▸ **TEXT PASSAGE**:
Miller v. Carter

Decision Date18 December 1970
Docket NumberNo. 24365.,24365.
Citation434 F.2d 824
PartiesLucille MILLER, Petitioner-Appellant, v. Iverne R. CARTER, Warden, et al., Respondents-Appellees.
CourtU.S. Court of Appeals — Ninth Circuit

F. Lee Bailey (argued), of counsel, Boston, Mass.; Robert K. Steinberg, Beverly Hills, Cal., for petitioner-appellant.

Philip C. Griffin (argued), Deputy Atty. Gen., Thomas C. Lynch, Atty. Gen. of Cal., William E. James, Asst. Atty. Gen., for respondents-appellees.

Before HAMLEY, BROWNING, and TRASK, Circuit Judges.

PER CURIAM:

Petitioner was convicted of first degree murder in the Superior Court of San Bernardino County, California, and sentenced to life imprisonment. Her conviction was affirmed by the California District Court of Appeal, People v. Miller, 245 Cal.App.2d 112, 53 Cal.Rptr. 720 (1966). The Supreme Court of the United States initially granted certiorari, Miller v. California, 389 U.S. 968, 88 S.Ct. 460, 19 L.Ed.2d 459 (1967), but after hearing oral argument ordered the writ dismissed as improvidently granted, Miller v. California, 392 U.S. 616, 88 S.Ct. 2258, 20 L.Ed.2d 1332 (1968).

Petitioner then commenced this federal habeas corpus proceeding, contending, as she had in her petition for certiorari to the Supreme Court of the United States, that her constitutional rights were infringed by the government's use of the testimony of an undercover agent placed in her jail cell after her arrest. The district court dismissed the petition, holding that petitioner had deliberately bypassed state procedures, and, in any event, that the Supreme Court of the United States had adjudicated the merits of petitioner's constitutional claim against her.

The court erred on both grounds.

▸ **EXTRACTED RECORDS**:
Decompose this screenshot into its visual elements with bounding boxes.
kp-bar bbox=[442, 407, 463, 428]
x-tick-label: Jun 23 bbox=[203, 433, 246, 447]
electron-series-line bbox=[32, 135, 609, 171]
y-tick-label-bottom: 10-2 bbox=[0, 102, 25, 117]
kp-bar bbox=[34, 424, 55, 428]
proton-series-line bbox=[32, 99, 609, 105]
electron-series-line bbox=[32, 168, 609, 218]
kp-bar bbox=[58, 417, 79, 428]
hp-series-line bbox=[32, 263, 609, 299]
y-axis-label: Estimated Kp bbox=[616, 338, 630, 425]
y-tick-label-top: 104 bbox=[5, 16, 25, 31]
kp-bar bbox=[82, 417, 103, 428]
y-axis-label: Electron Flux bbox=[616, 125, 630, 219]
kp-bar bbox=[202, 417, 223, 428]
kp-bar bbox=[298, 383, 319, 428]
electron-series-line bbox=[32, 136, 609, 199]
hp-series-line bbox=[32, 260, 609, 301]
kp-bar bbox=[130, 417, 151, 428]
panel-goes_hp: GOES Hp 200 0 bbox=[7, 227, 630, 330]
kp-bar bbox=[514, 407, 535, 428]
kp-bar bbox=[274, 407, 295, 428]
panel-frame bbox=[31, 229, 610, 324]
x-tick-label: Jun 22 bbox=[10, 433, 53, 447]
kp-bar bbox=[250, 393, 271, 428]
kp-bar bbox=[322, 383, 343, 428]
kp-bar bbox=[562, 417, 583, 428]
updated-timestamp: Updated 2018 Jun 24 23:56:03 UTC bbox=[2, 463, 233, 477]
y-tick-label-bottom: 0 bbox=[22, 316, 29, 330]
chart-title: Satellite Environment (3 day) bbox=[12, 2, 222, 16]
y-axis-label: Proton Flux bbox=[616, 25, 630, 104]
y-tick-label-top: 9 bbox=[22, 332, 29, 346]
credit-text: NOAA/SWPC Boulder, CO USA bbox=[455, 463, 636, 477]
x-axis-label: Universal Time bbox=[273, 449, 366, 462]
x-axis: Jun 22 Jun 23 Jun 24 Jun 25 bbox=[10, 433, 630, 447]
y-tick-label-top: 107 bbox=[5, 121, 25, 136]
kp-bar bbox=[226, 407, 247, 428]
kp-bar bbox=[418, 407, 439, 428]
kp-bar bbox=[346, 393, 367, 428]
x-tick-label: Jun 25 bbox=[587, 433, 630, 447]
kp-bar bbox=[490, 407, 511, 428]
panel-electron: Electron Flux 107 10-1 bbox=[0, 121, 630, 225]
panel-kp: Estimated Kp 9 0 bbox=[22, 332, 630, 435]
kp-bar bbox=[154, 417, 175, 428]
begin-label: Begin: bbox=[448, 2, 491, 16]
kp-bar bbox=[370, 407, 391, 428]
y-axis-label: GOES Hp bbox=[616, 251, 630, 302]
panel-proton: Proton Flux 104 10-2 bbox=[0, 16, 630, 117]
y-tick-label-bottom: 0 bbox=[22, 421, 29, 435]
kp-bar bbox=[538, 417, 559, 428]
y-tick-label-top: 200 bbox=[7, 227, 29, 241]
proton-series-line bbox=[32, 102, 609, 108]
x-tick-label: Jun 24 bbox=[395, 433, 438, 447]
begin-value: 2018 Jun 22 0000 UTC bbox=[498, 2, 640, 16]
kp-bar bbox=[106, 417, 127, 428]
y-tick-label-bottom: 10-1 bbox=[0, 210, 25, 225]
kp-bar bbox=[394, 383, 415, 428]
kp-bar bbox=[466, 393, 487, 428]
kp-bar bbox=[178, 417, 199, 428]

▸ **WORK TO DO**:
a) In the Miller v. Carter opinion, what sentence did the petitioner receive after her conviction?
b) Retype the part of the Miller v. Carter opinion that opens with the words containing "Miller v. Carter" and closes with "TRASK, Circuit Judges.".
The material comes from a different source than the Miller v. Carter opinion.

▸ **RESPONSES**:
a) Life imprisonment.

b)
Miller v. Carter

Decision Date18 December 1970
Docket NumberNo. 24365.,24365.
Citation434 F.2d 824
PartiesLucille MILLER, Petitioner-Appellant, v. Iverne R. CARTER, Warden, et al., Respondents-Appellees.
CourtU.S. Court of Appeals — Ninth Circuit

F. Lee Bailey (argued), of counsel, Boston, Mass.; Robert K. Steinberg, Beverly Hills, Cal., for petitioner-appellant.

Philip C. Griffin (argued), Deputy Atty. Gen., Thomas C. Lynch, Atty. Gen. of Cal., William E. James, Asst. Atty. Gen., for respondents-appellees.

Before HAMLEY, BROWNING, and TRASK, Circuit Judges.